> [Work required]:
Copy each line below without leaving any out.
>> START Record set
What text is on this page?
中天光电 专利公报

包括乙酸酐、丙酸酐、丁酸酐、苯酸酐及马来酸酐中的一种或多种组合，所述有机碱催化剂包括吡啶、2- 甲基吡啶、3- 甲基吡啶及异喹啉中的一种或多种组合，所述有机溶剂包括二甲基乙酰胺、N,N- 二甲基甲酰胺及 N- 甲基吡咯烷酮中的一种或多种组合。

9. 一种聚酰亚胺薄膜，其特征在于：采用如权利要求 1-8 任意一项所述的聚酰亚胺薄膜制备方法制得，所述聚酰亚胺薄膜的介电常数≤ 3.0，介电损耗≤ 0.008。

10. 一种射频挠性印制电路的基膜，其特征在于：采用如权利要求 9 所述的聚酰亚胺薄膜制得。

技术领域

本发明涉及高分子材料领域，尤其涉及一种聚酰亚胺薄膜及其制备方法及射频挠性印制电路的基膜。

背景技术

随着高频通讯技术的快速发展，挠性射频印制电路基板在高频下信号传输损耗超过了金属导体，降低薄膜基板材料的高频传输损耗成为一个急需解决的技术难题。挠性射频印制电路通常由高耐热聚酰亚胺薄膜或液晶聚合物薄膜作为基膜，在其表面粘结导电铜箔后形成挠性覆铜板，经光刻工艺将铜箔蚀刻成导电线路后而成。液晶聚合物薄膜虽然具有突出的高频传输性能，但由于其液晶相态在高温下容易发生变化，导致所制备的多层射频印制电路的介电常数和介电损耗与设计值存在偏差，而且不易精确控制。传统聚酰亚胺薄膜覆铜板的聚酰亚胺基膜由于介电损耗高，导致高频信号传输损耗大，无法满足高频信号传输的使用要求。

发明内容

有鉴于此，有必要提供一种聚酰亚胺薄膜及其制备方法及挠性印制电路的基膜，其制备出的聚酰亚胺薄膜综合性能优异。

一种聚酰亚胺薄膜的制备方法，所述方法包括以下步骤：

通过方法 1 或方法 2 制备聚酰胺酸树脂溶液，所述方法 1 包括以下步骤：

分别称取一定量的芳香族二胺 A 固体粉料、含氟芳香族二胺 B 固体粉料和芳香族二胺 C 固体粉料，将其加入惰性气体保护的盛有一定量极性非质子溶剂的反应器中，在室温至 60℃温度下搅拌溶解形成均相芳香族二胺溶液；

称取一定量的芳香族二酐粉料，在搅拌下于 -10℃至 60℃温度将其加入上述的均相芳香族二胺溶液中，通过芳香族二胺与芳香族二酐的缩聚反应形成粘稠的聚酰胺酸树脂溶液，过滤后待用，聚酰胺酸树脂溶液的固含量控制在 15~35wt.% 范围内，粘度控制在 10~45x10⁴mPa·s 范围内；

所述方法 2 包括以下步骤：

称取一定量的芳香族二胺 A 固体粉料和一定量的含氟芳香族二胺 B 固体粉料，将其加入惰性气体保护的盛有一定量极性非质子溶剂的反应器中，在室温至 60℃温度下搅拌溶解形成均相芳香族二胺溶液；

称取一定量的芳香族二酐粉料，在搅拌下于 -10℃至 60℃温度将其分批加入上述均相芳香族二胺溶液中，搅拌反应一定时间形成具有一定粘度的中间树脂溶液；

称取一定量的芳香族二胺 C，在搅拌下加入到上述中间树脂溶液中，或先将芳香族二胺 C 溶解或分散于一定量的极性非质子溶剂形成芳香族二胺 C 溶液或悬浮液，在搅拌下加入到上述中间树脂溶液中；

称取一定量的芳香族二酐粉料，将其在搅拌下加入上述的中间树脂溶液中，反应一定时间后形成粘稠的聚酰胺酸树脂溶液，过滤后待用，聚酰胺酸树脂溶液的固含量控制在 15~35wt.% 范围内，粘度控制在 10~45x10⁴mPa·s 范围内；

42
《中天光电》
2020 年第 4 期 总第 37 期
>> END Record set
> [Output]:
What text is on this page?
中天光电 专利公报

包括乙酸酐、丙酸酐、丁酸酐、苯酸酐及马来酸酐中的一种或多种组合，所述有机碱催化剂包括吡啶、2- 甲基吡啶、3- 甲基吡啶及异喹啉中的一种或多种组合，所述有机溶剂包括二甲基乙酰胺、N,N- 二甲基甲酰胺及 N- 甲基吡咯烷酮中的一种或多种组合。

9. 一种聚酰亚胺薄膜，其特征在于：采用如权利要求 1-8 任意一项所述的聚酰亚胺薄膜制备方法制得，所述聚酰亚胺薄膜的介电常数≤ 3.0，介电损耗≤ 0.008。

10. 一种射频挠性印制电路的基膜，其特征在于：采用如权利要求 9 所述的聚酰亚胺薄膜制得。

技术领域

本发明涉及高分子材料领域，尤其涉及一种聚酰亚胺薄膜及其制备方法及射频挠性印制电路的基膜。

背景技术

随着高频通讯技术的快速发展，挠性射频印制电路基板在高频下信号传输损耗超过了金属导体，降低薄膜基板材料的高频传输损耗成为一个急需解决的技术难题。挠性射频印制电路通常由高耐热聚酰亚胺薄膜或液晶聚合物薄膜作为基膜，在其表面粘结导电铜箔后形成挠性覆铜板，经光刻工艺将铜箔蚀刻成导电线路后而成。液晶聚合物薄膜虽然具有突出的高频传输性能，但由于其液晶相态在高温下容易发生变化，导致所制备的多层射频印制电路的介电常数和介电损耗与设计值存在偏差，而且不易精确控制。传统聚酰亚胺薄膜覆铜板的聚酰亚胺基膜由于介电损耗高，导致高频信号传输损耗大，无法满足高频信号传输的使用要求。

发明内容

有鉴于此，有必要提供一种聚酰亚胺薄膜及其制备方法及挠性印制电路的基膜，其制备出的聚酰亚胺薄膜综合性能优异。

一种聚酰亚胺薄膜的制备方法，所述方法包括以下步骤：

通过方法 1 或方法 2 制备聚酰胺酸树脂溶液，所述方法 1 包括以下步骤：

分别称取一定量的芳香族二胺 A 固体粉料、含氟芳香族二胺 B 固体粉料和芳香族二胺 C 固体粉料，将其加入惰性气体保护的盛有一定量极性非质子溶剂的反应器中，在室温至 60℃温度下搅拌溶解形成均相芳香族二胺溶液；

称取一定量的芳香族二酐粉料，在搅拌下于 -10℃至 60℃温度将其加入上述的均相芳香族二胺溶液中，通过芳香族二胺与芳香族二酐的缩聚反应形成粘稠的聚酰胺酸树脂溶液，过滤后待用，聚酰胺酸树脂溶液的固含量控制在 15~35wt.% 范围内，粘度控制在 10~45x10⁴mPa·s 范围内；

所述方法 2 包括以下步骤：

称取一定量的芳香族二胺 A 固体粉料和一定量的含氟芳香族二胺 B 固体粉料，将其加入惰性气体保护的盛有一定量极性非质子溶剂的反应器中，在室温至 60℃温度下搅拌溶解形成均相芳香族二胺溶液；

称取一定量的芳香族二酐粉料，在搅拌下于 -10℃至 60℃温度将其分批加入上述均相芳香族二胺溶液中，搅拌反应一定时间形成具有一定粘度的中间树脂溶液；

称取一定量的芳香族二胺 C，在搅拌下加入到上述中间树脂溶液中，或先将芳香族二胺 C 溶解或分散于一定量的极性非质子溶剂形成芳香族二胺 C 溶液或悬浮液，在搅拌下加入到上述中间树脂溶液中；

称取一定量的芳香族二酐粉料，将其在搅拌下加入上述的中间树脂溶液中，反应一定时间后形成粘稠的聚酰胺酸树脂溶液，过滤后待用，聚酰胺酸树脂溶液的固含量控制在 15~35wt.% 范围内，粘度控制在 10~45x10⁴mPa·s 范围内；

42
《中天光电》
2020 年第 4 期 总第 37 期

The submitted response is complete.